-- Start of RECORDS FOR THE EXERCISE --
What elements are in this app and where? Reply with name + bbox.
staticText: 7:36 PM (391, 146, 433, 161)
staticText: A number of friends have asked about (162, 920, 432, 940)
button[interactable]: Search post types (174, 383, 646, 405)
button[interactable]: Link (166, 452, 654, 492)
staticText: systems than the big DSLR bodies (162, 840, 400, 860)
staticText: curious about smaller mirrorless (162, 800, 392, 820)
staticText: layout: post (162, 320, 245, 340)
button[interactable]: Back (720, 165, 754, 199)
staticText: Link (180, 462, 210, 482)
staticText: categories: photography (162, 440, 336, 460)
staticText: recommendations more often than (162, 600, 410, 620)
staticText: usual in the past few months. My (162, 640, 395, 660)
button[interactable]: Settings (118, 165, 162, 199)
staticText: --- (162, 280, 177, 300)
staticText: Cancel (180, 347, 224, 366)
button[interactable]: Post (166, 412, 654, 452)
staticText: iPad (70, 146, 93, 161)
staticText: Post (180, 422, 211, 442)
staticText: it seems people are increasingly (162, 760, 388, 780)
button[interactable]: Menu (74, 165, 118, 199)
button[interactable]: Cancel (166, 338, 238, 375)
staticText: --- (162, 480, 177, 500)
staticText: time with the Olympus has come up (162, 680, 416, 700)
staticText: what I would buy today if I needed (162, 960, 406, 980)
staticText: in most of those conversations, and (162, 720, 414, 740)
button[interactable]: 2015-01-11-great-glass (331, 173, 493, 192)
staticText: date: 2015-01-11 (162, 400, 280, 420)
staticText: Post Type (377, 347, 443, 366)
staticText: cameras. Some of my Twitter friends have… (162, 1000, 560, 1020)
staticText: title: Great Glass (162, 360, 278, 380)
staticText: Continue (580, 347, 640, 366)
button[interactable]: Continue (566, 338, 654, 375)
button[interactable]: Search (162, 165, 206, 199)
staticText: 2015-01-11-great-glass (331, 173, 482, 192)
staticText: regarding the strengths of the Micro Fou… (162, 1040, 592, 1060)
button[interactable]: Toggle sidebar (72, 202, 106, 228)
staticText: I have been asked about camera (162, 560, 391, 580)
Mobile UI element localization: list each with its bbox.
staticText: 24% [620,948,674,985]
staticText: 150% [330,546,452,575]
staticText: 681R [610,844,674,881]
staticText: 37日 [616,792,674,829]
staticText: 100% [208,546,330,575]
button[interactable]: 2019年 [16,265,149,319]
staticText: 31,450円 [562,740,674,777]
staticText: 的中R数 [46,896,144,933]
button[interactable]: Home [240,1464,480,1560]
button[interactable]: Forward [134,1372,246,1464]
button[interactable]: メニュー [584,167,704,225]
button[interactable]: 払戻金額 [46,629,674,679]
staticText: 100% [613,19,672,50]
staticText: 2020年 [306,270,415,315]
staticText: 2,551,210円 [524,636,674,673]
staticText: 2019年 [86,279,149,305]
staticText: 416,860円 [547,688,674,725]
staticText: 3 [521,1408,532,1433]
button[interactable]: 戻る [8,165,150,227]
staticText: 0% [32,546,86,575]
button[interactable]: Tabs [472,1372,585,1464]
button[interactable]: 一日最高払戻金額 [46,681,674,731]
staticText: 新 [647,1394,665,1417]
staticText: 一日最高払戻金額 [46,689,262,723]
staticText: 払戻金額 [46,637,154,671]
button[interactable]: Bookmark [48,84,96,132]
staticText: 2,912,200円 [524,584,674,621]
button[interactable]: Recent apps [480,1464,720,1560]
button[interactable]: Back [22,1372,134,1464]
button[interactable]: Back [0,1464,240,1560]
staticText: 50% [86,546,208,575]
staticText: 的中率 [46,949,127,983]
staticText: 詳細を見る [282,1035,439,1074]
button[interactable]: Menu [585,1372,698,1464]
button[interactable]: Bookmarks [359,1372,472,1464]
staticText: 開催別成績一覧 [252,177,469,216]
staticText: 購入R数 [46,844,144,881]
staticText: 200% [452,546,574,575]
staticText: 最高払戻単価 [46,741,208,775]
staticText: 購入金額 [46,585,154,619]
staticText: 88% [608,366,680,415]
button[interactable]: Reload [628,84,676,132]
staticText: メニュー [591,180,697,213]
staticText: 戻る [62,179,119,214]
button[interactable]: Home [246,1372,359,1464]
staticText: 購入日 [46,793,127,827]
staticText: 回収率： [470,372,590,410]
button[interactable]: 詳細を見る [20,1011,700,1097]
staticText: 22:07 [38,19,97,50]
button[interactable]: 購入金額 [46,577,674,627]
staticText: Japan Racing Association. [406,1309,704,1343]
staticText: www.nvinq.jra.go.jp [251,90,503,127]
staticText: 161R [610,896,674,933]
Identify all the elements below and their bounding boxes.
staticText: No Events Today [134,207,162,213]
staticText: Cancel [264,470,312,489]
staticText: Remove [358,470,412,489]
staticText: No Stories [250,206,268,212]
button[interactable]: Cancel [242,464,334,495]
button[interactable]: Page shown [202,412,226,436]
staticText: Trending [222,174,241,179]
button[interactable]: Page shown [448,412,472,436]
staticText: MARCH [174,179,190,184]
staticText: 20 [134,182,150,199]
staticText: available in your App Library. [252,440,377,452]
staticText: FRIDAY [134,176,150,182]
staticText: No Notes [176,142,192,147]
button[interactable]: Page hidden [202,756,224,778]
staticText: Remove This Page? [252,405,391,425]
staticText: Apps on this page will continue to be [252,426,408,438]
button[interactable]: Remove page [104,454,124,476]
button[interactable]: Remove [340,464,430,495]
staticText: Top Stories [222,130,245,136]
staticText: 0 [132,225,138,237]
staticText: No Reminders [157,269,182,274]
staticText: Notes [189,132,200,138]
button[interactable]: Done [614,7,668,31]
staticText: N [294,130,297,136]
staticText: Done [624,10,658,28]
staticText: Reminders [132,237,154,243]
-- End of RECORDS FOR THE EXERCISE --
Reproduce word for word the lines above, from the first line through the one containing "staticText: time with".

What elements are in this app and where? Reply with name + bbox.
staticText: 7:36 PM (391, 146, 433, 161)
staticText: A number of friends have asked about (162, 920, 432, 940)
button[interactable]: Search post types (174, 383, 646, 405)
button[interactable]: Link (166, 452, 654, 492)
staticText: systems than the big DSLR bodies (162, 840, 400, 860)
staticText: curious about smaller mirrorless (162, 800, 392, 820)
staticText: layout: post (162, 320, 245, 340)
button[interactable]: Back (720, 165, 754, 199)
staticText: Link (180, 462, 210, 482)
staticText: categories: photography (162, 440, 336, 460)
staticText: recommendations more often than (162, 600, 410, 620)
staticText: usual in the past few months. My (162, 640, 395, 660)
button[interactable]: Settings (118, 165, 162, 199)
staticText: --- (162, 280, 177, 300)
staticText: Cancel (180, 347, 224, 366)
button[interactable]: Post (166, 412, 654, 452)
staticText: iPad (70, 146, 93, 161)
staticText: Post (180, 422, 211, 442)
staticText: it seems people are increasingly (162, 760, 388, 780)
button[interactable]: Menu (74, 165, 118, 199)
button[interactable]: Cancel (166, 338, 238, 375)
staticText: --- (162, 480, 177, 500)
staticText: time with the Olympus has come up (162, 680, 416, 700)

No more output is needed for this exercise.